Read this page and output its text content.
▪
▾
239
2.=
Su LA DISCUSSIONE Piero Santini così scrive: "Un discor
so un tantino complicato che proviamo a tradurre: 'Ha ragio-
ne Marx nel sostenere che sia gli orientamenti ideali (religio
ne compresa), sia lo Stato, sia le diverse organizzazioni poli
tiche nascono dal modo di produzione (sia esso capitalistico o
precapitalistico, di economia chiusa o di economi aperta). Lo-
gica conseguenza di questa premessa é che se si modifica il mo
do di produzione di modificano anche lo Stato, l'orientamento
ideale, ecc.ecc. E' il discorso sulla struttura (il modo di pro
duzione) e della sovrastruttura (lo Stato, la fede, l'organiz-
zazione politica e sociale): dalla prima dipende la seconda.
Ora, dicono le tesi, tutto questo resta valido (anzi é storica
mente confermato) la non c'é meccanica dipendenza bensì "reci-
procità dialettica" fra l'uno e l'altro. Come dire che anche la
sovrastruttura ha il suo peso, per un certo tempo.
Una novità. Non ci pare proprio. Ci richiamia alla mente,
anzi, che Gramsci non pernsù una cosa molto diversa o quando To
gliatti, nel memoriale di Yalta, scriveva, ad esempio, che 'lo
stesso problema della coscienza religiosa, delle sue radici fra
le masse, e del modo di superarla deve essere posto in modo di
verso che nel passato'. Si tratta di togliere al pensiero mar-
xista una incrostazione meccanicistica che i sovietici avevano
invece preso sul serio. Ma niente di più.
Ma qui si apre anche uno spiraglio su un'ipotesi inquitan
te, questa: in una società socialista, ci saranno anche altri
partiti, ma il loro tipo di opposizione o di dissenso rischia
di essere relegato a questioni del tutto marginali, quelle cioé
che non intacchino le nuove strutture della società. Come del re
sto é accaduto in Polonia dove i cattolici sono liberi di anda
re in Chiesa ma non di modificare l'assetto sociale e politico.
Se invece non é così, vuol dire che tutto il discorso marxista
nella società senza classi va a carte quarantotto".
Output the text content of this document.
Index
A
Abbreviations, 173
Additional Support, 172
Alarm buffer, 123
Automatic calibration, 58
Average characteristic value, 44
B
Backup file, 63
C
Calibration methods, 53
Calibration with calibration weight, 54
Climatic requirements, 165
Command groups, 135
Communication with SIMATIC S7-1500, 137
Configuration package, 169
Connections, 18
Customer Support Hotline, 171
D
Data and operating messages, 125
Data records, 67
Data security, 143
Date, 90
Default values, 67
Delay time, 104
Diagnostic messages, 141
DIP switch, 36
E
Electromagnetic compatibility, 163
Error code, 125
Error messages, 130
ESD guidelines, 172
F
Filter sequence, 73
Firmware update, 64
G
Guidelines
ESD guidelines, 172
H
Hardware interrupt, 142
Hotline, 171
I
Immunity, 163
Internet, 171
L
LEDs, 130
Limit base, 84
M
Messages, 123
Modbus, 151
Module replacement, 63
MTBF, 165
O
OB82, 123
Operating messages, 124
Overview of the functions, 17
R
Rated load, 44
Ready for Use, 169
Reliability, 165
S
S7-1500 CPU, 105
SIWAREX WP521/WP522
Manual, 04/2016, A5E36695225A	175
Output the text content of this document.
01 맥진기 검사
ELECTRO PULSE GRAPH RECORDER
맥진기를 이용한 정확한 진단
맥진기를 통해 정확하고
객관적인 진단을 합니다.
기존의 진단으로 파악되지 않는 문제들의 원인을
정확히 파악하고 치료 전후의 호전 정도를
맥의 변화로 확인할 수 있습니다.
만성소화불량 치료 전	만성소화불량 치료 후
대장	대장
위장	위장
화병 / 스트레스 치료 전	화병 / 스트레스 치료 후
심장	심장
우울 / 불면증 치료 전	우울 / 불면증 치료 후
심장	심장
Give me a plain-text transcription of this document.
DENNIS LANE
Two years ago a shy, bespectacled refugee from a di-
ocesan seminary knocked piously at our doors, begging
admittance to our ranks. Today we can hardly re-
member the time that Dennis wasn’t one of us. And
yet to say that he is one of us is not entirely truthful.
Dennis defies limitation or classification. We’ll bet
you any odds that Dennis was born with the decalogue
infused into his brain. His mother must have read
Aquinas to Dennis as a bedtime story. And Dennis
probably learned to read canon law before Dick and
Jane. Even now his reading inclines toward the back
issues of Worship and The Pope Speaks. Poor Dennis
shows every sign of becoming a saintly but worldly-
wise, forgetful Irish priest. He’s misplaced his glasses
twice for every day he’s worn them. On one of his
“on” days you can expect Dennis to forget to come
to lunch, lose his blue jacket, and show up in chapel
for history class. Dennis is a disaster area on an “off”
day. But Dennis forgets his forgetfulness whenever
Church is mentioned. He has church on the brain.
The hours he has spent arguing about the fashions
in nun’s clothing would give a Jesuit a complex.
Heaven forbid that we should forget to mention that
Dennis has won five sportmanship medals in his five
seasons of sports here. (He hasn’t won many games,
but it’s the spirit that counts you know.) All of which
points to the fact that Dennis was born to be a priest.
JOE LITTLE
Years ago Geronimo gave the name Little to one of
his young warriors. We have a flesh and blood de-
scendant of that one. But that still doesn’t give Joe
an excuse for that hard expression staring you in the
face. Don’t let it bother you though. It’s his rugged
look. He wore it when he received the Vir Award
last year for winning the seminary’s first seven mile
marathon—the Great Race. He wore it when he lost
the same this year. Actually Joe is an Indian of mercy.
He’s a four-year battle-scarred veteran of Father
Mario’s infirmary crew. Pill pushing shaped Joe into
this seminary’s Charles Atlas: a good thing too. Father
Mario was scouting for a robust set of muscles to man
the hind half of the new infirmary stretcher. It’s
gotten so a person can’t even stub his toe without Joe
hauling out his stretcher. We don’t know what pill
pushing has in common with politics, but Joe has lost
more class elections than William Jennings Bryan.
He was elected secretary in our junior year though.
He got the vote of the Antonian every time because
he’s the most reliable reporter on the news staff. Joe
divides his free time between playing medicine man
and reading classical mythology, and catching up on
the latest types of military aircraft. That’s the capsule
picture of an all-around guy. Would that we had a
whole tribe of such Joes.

****************************************

*Exercise aim*: Please set down the whole listing above without altering a single line.

*Answer to this exercise*:
Read this page and output its text content.
▪
▾
239
2.=
Su LA DISCUSSIONE Piero Santini così scrive: "Un discor
so un tantino complicato che proviamo a tradurre: 'Ha ragio-
ne Marx nel sostenere che sia gli orientamenti ideali (religio
ne compresa), sia lo Stato, sia le diverse organizzazioni poli
tiche nascono dal modo di produzione (sia esso capitalistico o
precapitalistico, di economia chiusa o di economi aperta). Lo-
gica conseguenza di questa premessa é che se si modifica il mo
do di produzione di modificano anche lo Stato, l'orientamento
ideale, ecc.ecc. E' il discorso sulla struttura (il modo di pro
duzione) e della sovrastruttura (lo Stato, la fede, l'organiz-
zazione politica e sociale): dalla prima dipende la seconda.
Ora, dicono le tesi, tutto questo resta valido (anzi é storica
mente confermato) la non c'é meccanica dipendenza bensì "reci-
procità dialettica" fra l'uno e l'altro. Come dire che anche la
sovrastruttura ha il suo peso, per un certo tempo.
Una novità. Non ci pare proprio. Ci richiamia alla mente,
anzi, che Gramsci non pernsù una cosa molto diversa o quando To
gliatti, nel memoriale di Yalta, scriveva, ad esempio, che 'lo
stesso problema della coscienza religiosa, delle sue radici fra
le masse, e del modo di superarla deve essere posto in modo di
verso che nel passato'. Si tratta di togliere al pensiero mar-
xista una incrostazione meccanicistica che i sovietici avevano
invece preso sul serio. Ma niente di più.
Ma qui si apre anche uno spiraglio su un'ipotesi inquitan
te, questa: in una società socialista, ci saranno anche altri
partiti, ma il loro tipo di opposizione o di dissenso rischia
di essere relegato a questioni del tutto marginali, quelle cioé
che non intacchino le nuove strutture della società. Come del re
sto é accaduto in Polonia dove i cattolici sono liberi di anda
re in Chiesa ma non di modificare l'assetto sociale e politico.
Se invece non é così, vuol dire che tutto il discorso marxista
nella società senza classi va a carte quarantotto".
Output the text content of this document.
Index
A
Abbreviations, 173
Additional Support, 172
Alarm buffer, 123
Automatic calibration, 58
Average characteristic value, 44
B
Backup file, 63
C
Calibration methods, 53
Calibration with calibration weight, 54
Climatic requirements, 165
Command groups, 135
Communication with SIMATIC S7-1500, 137
Configuration package, 169
Connections, 18
Customer Support Hotline, 171
D
Data and operating messages, 125
Data records, 67
Data security, 143
Date, 90
Default values, 67
Delay time, 104
Diagnostic messages, 141
DIP switch, 36
E
Electromagnetic compatibility, 163
Error code, 125
Error messages, 130
ESD guidelines, 172
F
Filter sequence, 73
Firmware update, 64
G
Guidelines
ESD guidelines, 172
H
Hardware interrupt, 142
Hotline, 171
I
Immunity, 163
Internet, 171
L
LEDs, 130
Limit base, 84
M
Messages, 123
Modbus, 151
Module replacement, 63
MTBF, 165
O
OB82, 123
Operating messages, 124
Overview of the functions, 17
R
Rated load, 44
Ready for Use, 169
Reliability, 165
S
S7-1500 CPU, 105
SIWAREX WP521/WP522
Manual, 04/2016, A5E36695225A	175
Output the text content of this document.
01 맥진기 검사
ELECTRO PULSE GRAPH RECORDER
맥진기를 이용한 정확한 진단
맥진기를 통해 정확하고
객관적인 진단을 합니다.
기존의 진단으로 파악되지 않는 문제들의 원인을
정확히 파악하고 치료 전후의 호전 정도를
맥의 변화로 확인할 수 있습니다.
만성소화불량 치료 전	만성소화불량 치료 후
대장	대장
위장	위장
화병 / 스트레스 치료 전	화병 / 스트레스 치료 후
심장	심장
우울 / 불면증 치료 전	우울 / 불면증 치료 후
심장	심장
Give me a plain-text transcription of this document.
DENNIS LANE
Two years ago a shy, bespectacled refugee from a di-
ocesan seminary knocked piously at our doors, begging
admittance to our ranks. Today we can hardly re-
member the time that Dennis wasn’t one of us. And
yet to say that he is one of us is not entirely truthful.
Dennis defies limitation or classification. We’ll bet
you any odds that Dennis was born with the decalogue
infused into his brain. His mother must have read
Aquinas to Dennis as a bedtime story. And Dennis
probably learned to read canon law before Dick and
Jane. Even now his reading inclines toward the back
issues of Worship and The Pope Speaks. Poor Dennis
shows every sign of becoming a saintly but worldly-
wise, forgetful Irish priest. He’s misplaced his glasses
twice for every day he’s worn them. On one of his
“on” days you can expect Dennis to forget to come
to lunch, lose his blue jacket, and show up in chapel
for history class. Dennis is a disaster area on an “off”
day. But Dennis forgets his forgetfulness whenever
Church is mentioned. He has church on the brain.
The hours he has spent arguing about the fashions
in nun’s clothing would give a Jesuit a complex.
Heaven forbid that we should forget to mention that
Dennis has won five sportmanship medals in his five
seasons of sports here. (He hasn’t won many games,
but it’s the spirit that counts you know.) All of which
points to the fact that Dennis was born to be a priest.
JOE LITTLE
Years ago Geronimo gave the name Little to one of
his young warriors. We have a flesh and blood de-
scendant of that one. But that still doesn’t give Joe
an excuse for that hard expression staring you in the
face. Don’t let it bother you though. It’s his rugged
look. He wore it when he received the Vir Award
last year for winning the seminary’s first seven mile
marathon—the Great Race. He wore it when he lost
the same this year. Actually Joe is an Indian of mercy.
He’s a four-year battle-scarred veteran of Father
Mario’s infirmary crew. Pill pushing shaped Joe into
this seminary’s Charles Atlas: a good thing too. Father
Mario was scouting for a robust set of muscles to man
the hind half of the new infirmary stretcher. It’s
gotten so a person can’t even stub his toe without Joe
hauling out his stretcher. We don’t know what pill
pushing has in common with politics, but Joe has lost
more class elections than William Jennings Bryan.
He was elected secretary in our junior year though.
He got the vote of the Antonian every time because
he’s the most reliable reporter on the news staff. Joe
divides his free time between playing medicine man
and reading classical mythology, and catching up on
the latest types of military aircraft. That’s the capsule
picture of an all-around guy. Would that we had a
whole tribe of such Joes.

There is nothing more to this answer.